**DATA FOR THIS EXERCISE**
:::::

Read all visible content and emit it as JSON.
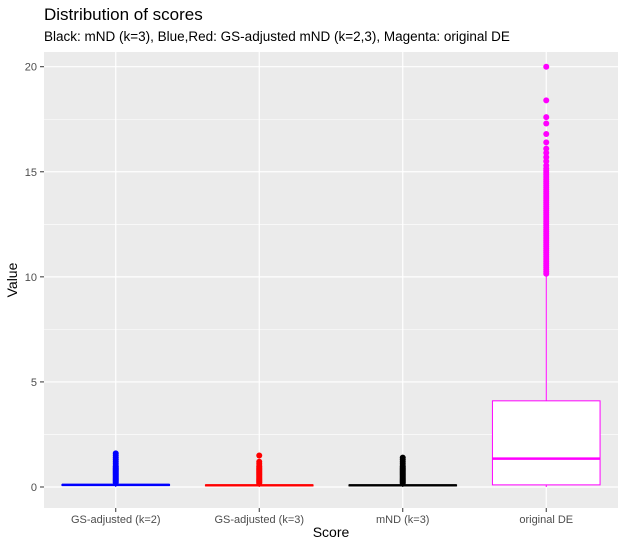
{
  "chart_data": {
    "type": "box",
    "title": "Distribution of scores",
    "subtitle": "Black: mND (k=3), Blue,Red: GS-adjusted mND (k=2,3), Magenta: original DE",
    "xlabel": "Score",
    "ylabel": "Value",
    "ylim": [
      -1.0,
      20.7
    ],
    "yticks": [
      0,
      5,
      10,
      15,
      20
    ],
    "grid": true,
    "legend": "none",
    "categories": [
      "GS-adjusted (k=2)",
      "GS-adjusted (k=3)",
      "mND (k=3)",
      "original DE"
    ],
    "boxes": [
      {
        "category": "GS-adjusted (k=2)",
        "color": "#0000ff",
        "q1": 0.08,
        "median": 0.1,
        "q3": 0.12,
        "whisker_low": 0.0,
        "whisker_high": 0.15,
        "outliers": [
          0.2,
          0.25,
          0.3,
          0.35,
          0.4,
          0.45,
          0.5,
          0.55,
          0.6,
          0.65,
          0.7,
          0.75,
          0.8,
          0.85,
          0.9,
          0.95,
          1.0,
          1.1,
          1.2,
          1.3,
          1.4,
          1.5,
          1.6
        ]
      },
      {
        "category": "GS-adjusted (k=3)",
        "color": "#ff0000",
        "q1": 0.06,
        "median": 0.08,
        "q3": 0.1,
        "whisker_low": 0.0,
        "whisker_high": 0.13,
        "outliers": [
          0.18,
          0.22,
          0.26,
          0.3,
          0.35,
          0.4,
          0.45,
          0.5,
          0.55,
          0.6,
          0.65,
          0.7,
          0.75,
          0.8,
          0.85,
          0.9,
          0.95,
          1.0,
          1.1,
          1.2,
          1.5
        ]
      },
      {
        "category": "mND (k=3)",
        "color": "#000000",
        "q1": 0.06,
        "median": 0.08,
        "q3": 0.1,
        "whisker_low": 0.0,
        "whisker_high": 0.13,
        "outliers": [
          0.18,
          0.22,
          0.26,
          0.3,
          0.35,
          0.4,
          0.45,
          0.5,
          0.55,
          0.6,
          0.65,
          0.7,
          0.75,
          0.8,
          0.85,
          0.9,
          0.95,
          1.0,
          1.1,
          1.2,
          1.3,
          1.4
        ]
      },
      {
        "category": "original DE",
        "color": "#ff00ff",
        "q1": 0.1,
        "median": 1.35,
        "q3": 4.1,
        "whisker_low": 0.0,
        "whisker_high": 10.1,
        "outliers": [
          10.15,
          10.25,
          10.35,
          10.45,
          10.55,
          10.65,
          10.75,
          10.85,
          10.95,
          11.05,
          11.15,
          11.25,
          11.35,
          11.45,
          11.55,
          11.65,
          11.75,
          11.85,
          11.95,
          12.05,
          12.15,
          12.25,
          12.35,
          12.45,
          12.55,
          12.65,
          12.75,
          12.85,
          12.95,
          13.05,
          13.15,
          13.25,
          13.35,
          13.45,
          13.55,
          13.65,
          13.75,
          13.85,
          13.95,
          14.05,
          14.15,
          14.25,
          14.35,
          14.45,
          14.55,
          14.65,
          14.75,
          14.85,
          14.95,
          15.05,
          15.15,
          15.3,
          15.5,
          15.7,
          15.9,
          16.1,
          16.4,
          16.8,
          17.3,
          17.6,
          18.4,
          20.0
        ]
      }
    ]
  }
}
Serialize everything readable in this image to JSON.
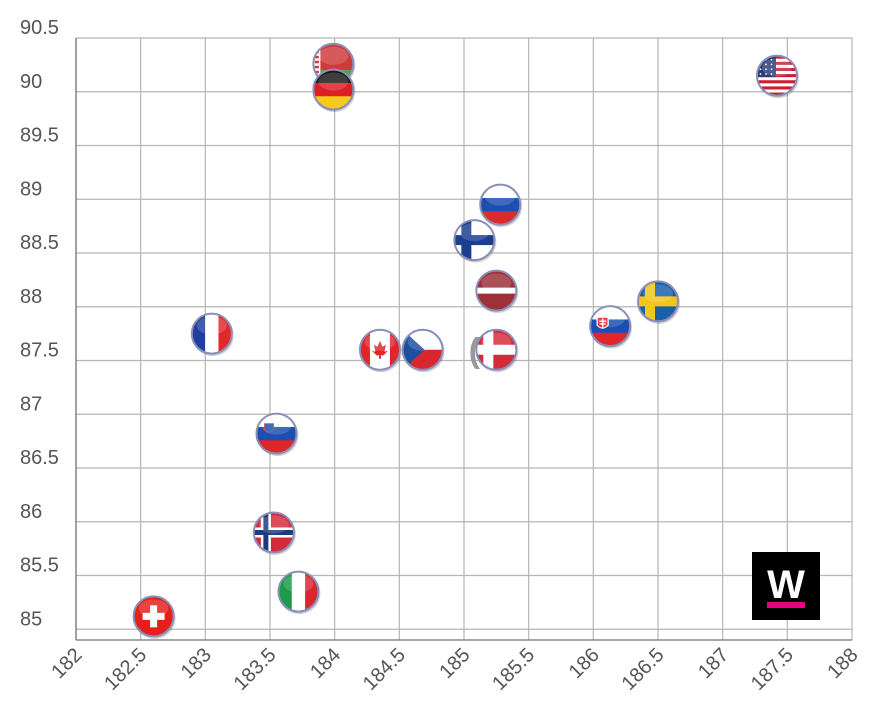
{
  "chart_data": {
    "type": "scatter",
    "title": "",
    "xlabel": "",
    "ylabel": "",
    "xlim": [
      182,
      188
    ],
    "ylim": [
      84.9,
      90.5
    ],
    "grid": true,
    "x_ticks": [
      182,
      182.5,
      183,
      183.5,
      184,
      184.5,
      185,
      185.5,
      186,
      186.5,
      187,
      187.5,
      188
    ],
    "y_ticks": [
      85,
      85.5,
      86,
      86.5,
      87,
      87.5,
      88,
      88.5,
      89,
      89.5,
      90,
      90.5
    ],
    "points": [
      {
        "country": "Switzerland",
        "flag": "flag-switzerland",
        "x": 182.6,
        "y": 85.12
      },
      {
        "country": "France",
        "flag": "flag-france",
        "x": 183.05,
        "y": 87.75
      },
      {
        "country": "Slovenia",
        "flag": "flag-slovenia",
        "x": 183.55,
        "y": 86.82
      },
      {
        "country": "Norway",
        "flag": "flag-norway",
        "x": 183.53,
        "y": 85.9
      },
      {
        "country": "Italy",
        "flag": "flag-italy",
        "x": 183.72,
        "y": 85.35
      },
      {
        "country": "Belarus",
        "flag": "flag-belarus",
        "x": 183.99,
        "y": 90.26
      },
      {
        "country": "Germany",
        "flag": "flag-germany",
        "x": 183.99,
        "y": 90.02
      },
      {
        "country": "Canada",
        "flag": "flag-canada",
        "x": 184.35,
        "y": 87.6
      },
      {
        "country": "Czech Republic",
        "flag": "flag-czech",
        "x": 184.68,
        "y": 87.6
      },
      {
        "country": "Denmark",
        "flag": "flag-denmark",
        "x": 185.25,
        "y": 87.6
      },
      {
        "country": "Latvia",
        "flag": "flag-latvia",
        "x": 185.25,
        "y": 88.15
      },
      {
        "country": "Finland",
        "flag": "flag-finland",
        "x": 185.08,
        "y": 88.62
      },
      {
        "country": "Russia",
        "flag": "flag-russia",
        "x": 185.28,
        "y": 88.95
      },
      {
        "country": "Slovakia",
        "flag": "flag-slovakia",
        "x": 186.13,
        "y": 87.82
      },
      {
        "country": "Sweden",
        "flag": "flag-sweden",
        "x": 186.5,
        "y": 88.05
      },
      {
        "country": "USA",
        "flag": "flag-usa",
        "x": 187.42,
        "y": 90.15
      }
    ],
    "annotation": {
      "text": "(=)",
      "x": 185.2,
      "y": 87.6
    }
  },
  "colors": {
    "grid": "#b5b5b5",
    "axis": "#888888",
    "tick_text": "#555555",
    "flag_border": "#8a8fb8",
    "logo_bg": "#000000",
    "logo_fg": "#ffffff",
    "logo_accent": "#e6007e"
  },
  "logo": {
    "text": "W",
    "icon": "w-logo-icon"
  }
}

:::::

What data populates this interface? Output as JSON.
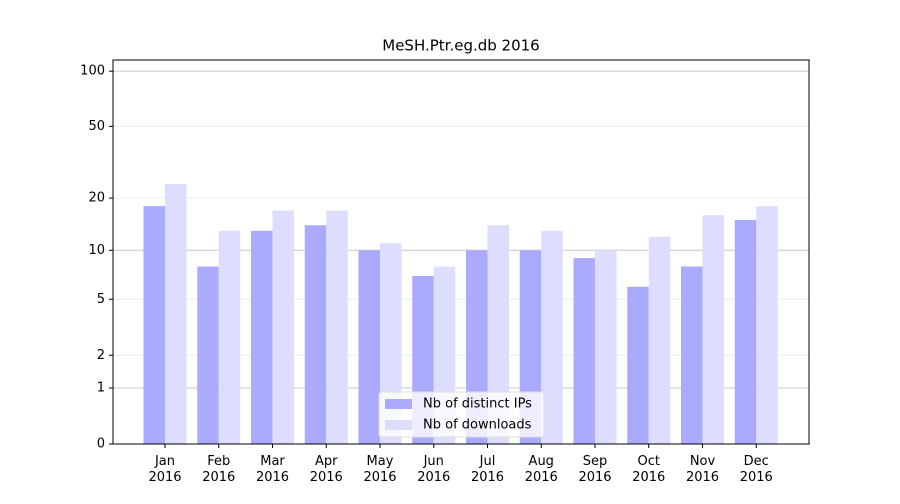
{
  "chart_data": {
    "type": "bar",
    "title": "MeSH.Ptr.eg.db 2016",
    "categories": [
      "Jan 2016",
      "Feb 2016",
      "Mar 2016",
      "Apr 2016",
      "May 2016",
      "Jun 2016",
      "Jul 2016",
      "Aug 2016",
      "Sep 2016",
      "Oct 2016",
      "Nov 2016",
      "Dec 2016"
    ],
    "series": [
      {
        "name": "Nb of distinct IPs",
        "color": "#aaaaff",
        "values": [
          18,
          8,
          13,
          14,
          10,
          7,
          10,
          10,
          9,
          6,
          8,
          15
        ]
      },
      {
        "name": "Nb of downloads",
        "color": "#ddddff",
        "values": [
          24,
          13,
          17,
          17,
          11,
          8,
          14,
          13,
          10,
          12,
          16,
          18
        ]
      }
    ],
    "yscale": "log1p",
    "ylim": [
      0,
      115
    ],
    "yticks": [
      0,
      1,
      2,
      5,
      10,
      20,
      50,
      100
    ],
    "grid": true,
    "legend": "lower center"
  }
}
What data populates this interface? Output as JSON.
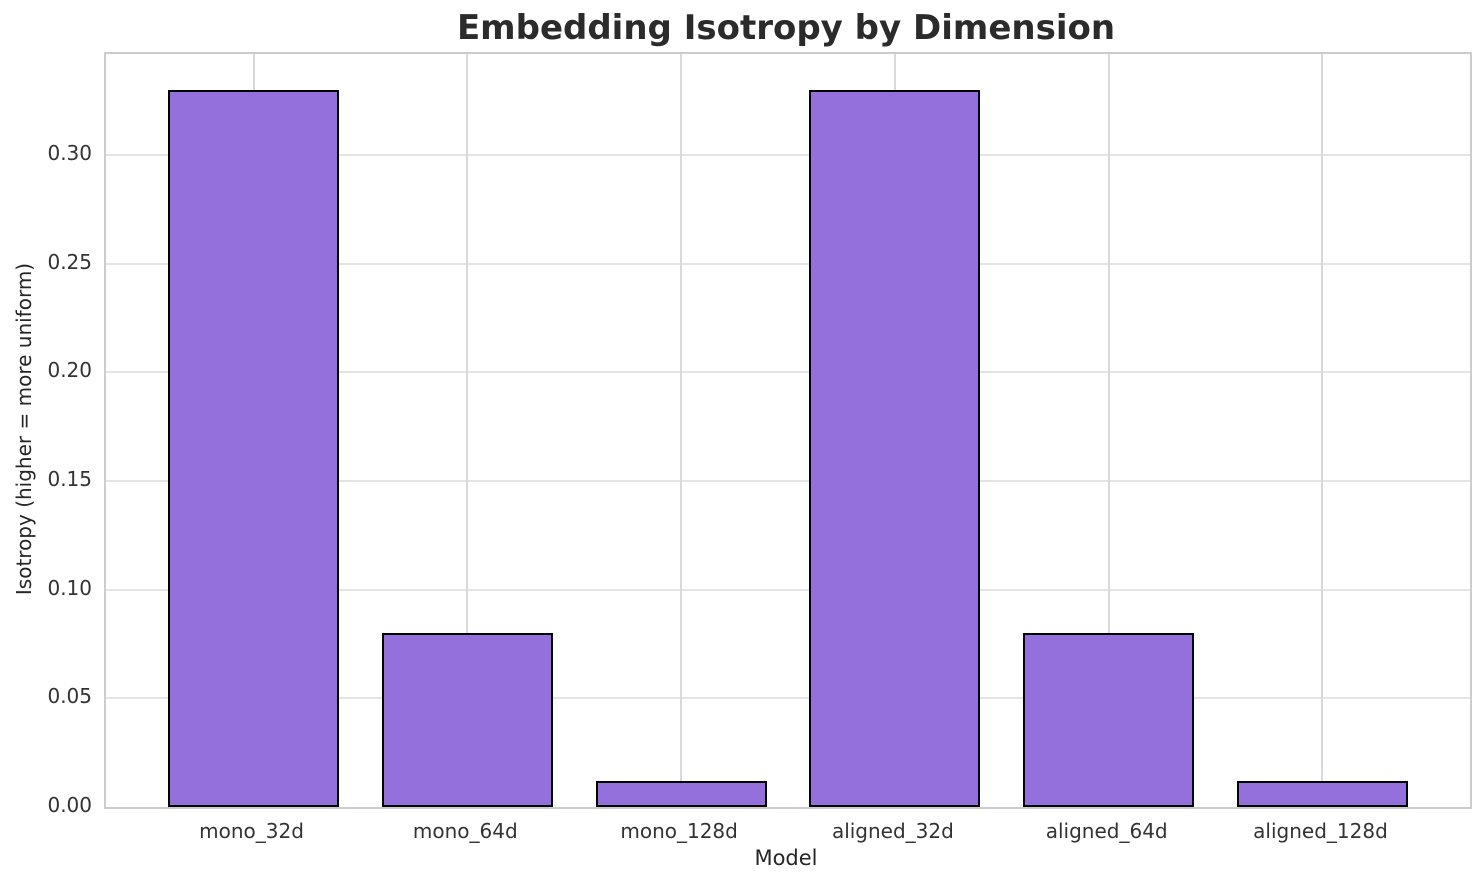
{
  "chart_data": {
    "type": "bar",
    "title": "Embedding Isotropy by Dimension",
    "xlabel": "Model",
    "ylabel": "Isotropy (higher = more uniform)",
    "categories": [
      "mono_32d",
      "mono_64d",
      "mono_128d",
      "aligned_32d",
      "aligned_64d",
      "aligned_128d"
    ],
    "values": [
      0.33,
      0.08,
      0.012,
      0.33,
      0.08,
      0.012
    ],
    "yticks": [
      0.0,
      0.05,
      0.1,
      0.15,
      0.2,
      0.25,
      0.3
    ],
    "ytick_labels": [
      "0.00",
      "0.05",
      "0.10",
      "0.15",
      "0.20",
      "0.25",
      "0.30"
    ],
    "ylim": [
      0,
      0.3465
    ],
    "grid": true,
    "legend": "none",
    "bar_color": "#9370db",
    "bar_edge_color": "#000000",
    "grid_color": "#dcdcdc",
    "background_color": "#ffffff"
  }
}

:::::

**WHAT TO WORK ON**
Extract each line from the entries above that contains the string "category".

**FINAL RESULT**
        "category": "GS-adjusted (k=2)",
        "category": "GS-adjusted (k=3)",
        "category": "mND (k=3)",
        "category": "original DE",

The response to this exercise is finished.